[Records from a data collection]
--*--

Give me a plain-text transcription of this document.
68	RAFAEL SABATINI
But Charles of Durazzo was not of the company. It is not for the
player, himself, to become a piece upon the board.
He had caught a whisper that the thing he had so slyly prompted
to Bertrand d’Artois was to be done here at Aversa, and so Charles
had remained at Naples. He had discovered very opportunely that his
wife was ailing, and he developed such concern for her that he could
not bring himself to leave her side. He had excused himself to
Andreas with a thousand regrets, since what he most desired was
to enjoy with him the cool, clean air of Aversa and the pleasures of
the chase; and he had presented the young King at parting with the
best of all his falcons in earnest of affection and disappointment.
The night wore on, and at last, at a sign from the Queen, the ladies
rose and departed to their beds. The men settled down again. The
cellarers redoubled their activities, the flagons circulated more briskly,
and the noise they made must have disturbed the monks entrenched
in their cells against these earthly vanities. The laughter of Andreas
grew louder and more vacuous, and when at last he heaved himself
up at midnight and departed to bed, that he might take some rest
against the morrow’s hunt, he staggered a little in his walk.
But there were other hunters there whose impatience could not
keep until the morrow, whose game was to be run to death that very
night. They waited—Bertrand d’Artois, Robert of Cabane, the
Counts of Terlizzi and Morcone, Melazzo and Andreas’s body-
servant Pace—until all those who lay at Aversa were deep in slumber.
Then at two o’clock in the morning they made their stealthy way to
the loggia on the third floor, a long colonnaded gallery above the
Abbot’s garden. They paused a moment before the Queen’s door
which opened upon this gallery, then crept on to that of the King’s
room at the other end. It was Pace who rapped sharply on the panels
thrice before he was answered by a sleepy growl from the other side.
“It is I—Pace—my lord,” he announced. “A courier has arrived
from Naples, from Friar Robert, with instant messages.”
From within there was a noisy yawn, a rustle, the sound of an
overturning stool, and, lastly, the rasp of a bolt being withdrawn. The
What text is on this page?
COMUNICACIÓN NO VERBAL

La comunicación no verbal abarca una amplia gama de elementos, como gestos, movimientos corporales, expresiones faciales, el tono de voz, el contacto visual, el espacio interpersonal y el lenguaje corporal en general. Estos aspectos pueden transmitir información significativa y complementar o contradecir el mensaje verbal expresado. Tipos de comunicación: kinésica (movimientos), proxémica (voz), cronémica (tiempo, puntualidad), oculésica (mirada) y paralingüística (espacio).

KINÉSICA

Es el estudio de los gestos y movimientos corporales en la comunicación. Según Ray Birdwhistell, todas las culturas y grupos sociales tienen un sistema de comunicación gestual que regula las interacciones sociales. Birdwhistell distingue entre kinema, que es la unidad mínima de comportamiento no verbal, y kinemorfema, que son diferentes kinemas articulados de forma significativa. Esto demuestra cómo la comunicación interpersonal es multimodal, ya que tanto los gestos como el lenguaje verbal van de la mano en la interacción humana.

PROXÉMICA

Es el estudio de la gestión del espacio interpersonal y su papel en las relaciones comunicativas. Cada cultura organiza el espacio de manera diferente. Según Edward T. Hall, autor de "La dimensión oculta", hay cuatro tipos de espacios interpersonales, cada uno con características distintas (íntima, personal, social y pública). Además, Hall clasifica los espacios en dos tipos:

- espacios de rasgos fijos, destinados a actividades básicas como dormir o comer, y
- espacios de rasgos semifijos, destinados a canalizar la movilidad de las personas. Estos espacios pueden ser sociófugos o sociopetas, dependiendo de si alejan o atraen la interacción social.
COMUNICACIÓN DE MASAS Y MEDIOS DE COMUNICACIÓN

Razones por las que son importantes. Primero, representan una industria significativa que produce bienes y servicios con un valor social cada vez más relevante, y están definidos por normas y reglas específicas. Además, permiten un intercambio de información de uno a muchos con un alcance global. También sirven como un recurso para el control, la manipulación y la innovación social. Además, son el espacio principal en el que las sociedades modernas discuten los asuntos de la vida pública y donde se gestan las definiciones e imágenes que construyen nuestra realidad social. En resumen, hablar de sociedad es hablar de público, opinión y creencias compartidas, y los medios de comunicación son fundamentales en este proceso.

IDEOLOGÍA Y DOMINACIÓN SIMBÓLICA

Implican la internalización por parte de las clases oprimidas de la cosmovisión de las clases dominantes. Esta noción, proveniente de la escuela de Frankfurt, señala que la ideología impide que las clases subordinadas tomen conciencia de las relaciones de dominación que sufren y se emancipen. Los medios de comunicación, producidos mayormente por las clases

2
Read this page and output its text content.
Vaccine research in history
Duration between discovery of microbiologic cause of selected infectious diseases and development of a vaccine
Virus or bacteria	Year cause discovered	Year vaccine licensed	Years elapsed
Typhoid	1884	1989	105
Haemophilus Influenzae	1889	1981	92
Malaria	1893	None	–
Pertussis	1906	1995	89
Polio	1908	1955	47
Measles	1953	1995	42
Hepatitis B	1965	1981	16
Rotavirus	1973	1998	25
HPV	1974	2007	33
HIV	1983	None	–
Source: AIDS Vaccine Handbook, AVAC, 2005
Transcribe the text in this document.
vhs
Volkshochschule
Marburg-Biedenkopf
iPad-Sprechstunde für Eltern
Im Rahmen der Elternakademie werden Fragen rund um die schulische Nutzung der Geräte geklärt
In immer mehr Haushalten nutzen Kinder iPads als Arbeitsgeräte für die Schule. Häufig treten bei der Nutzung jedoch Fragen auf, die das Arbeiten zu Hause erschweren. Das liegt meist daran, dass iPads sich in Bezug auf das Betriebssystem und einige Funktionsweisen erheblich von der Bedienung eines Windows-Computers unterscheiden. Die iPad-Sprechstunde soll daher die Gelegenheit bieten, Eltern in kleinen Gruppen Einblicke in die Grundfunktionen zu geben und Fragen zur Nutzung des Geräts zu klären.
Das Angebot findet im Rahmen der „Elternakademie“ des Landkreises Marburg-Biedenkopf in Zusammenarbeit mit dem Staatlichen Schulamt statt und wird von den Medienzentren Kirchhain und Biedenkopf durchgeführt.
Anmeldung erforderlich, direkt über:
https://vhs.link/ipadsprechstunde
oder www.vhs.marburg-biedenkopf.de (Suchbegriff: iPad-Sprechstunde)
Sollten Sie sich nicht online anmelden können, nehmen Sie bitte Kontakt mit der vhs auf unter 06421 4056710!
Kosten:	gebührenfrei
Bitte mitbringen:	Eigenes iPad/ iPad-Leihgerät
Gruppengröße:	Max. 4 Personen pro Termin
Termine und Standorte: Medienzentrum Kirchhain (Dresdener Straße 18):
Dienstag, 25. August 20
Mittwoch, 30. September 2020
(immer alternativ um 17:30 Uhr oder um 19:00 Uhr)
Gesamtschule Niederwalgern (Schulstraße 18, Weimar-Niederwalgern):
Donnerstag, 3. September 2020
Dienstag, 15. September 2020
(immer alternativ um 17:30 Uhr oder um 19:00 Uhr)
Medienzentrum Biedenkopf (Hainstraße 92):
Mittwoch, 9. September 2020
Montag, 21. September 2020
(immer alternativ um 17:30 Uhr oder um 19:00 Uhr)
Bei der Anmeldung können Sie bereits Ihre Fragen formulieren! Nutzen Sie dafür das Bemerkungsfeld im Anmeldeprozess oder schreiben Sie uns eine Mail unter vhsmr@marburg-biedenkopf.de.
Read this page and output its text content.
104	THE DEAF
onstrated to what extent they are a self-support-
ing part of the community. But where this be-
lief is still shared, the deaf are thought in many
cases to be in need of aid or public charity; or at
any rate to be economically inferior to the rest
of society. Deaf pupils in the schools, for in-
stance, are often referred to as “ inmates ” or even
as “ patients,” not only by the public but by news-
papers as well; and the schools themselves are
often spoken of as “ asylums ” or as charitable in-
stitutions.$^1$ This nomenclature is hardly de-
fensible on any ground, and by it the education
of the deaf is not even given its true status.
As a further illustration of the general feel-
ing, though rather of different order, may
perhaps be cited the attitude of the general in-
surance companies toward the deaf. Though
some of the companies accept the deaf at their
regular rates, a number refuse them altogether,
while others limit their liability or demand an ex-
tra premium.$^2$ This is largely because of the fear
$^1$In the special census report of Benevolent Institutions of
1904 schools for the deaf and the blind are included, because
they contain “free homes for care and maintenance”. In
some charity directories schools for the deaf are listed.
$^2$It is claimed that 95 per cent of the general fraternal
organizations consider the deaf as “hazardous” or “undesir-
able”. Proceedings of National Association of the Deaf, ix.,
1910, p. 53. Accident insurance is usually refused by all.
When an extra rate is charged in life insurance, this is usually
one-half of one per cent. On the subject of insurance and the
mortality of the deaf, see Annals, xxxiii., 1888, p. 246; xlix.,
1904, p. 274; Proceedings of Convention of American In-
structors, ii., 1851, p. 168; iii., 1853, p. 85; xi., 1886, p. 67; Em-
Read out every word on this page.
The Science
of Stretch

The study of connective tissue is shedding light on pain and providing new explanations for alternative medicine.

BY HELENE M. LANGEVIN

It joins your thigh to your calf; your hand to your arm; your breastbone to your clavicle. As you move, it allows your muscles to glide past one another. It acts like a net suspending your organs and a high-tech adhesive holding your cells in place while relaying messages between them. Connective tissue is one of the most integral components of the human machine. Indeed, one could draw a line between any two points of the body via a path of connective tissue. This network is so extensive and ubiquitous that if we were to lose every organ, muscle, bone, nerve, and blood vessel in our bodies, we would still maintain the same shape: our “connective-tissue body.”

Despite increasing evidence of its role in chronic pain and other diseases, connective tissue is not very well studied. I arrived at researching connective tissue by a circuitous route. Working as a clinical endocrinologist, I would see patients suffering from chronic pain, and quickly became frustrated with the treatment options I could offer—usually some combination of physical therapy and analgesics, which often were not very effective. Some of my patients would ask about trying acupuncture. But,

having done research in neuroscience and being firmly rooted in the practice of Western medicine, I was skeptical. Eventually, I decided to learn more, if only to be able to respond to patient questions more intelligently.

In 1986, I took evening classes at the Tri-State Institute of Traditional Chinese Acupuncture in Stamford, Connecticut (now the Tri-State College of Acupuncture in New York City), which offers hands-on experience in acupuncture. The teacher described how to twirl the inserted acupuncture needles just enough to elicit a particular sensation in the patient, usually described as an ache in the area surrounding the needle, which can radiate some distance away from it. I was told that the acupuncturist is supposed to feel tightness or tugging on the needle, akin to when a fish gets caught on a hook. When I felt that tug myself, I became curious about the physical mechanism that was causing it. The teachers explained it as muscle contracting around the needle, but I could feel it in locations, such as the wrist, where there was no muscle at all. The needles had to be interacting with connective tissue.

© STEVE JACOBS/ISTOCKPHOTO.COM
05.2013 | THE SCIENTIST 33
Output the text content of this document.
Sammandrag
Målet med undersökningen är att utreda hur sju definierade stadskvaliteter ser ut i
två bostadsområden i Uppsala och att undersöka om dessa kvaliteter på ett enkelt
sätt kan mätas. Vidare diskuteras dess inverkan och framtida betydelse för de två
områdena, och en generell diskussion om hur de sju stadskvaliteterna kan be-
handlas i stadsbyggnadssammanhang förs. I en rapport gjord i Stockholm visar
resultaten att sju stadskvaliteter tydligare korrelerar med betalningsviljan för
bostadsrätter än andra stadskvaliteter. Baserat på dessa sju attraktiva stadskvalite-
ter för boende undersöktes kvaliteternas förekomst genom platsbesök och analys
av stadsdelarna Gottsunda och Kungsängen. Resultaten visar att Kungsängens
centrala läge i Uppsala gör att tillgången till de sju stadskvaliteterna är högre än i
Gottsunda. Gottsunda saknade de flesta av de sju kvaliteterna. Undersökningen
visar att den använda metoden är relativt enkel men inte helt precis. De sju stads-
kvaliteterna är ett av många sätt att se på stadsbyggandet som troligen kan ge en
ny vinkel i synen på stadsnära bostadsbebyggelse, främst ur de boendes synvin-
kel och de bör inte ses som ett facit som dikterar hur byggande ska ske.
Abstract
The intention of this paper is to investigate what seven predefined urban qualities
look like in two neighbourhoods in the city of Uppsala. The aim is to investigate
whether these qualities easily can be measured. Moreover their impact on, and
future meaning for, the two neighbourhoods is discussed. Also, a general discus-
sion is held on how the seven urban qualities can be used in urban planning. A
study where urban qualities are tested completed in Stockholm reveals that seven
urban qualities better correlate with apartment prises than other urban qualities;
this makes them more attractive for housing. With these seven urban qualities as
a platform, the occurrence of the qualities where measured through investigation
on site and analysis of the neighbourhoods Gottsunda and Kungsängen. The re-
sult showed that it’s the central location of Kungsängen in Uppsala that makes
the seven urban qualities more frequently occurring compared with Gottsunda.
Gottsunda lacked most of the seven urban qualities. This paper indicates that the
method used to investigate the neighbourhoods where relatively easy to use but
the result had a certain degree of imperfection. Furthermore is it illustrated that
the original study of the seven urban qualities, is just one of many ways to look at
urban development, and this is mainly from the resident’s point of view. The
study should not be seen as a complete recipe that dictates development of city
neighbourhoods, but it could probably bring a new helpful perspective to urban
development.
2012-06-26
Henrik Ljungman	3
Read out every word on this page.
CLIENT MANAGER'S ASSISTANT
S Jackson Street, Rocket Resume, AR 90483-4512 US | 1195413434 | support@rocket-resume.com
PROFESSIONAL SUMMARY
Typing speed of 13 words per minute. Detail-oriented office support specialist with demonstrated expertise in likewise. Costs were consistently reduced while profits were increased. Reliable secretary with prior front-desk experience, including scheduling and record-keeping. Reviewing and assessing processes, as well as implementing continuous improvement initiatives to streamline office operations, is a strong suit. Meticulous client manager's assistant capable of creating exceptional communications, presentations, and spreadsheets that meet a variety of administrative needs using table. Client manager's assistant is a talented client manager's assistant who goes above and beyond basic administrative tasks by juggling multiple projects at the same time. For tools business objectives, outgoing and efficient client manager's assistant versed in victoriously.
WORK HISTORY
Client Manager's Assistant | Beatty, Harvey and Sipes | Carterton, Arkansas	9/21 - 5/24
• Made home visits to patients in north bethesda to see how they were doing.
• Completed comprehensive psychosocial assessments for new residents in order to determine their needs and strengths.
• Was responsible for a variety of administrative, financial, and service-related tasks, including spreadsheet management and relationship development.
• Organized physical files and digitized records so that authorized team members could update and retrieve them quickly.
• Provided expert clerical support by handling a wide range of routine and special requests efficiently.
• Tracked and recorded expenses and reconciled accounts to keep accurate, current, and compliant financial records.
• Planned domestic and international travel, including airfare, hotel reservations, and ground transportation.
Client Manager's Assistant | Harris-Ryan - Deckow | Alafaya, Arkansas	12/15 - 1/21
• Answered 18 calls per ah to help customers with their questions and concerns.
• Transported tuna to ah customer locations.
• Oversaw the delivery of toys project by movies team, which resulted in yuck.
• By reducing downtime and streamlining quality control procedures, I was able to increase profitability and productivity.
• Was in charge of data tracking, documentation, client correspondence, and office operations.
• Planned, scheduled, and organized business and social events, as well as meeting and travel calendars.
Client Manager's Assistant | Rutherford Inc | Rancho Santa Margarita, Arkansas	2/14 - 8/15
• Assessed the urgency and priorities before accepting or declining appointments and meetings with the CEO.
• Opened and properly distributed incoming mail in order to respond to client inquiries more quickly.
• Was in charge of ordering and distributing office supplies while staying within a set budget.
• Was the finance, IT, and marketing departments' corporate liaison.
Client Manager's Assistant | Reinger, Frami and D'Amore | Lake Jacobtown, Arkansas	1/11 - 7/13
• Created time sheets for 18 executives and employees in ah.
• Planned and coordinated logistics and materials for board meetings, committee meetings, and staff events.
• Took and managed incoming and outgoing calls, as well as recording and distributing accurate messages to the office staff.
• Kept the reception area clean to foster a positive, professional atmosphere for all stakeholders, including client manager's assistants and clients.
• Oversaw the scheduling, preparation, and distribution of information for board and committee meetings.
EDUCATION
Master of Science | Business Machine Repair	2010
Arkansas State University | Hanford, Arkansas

--*--

What is being asked →
Reproduce each line of the data containing the word "dessa".

Solution to this task →
två bostadsområden i Uppsala och att undersöka om dessa kvaliteter på ett enkelt
bostadsrätter än andra stadskvaliteter. Baserat på dessa sju attraktiva stadskvalite-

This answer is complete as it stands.